» **What to work on**: A faithful transcription of all the data is required.

» **Records**:
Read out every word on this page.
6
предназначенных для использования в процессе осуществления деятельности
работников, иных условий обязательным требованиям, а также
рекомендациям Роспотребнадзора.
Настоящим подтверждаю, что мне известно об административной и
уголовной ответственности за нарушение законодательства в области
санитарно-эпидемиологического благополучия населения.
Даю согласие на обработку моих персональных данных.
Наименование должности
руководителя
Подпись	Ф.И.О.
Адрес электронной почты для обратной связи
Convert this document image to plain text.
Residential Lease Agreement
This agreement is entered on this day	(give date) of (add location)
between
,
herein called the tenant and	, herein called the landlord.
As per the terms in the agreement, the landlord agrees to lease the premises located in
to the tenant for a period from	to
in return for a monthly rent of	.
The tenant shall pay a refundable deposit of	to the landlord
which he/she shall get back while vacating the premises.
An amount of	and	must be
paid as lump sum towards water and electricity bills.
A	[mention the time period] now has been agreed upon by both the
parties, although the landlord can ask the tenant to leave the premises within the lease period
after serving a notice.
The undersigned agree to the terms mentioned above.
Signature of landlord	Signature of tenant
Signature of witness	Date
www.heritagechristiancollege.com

» **Complete answer**:
Read out every word on this page.
6
предназначенных для использования в процессе осуществления деятельности
работников, иных условий обязательным требованиям, а также
рекомендациям Роспотребнадзора.
Настоящим подтверждаю, что мне известно об административной и
уголовной ответственности за нарушение законодательства в области
санитарно-эпидемиологического благополучия населения.
Даю согласие на обработку моих персональных данных.
Наименование должности
руководителя
Подпись	Ф.И.О.
Адрес электронной почты для обратной связи
Convert this document image to plain text.
Residential Lease Agreement
This agreement is entered on this day	(give date) of (add location)
between
,
herein called the tenant and	, herein called the landlord.
As per the terms in the agreement, the landlord agrees to lease the premises located in
to the tenant for a period from	to
in return for a monthly rent of	.
The tenant shall pay a refundable deposit of	to the landlord
which he/she shall get back while vacating the premises.
An amount of	and	must be
paid as lump sum towards water and electricity bills.
A	[mention the time period] now has been agreed upon by both the
parties, although the landlord can ask the tenant to leave the premises within the lease period
after serving a notice.
The undersigned agree to the terms mentioned above.
Signature of landlord	Signature of tenant
Signature of witness	Date
www.heritagechristiancollege.com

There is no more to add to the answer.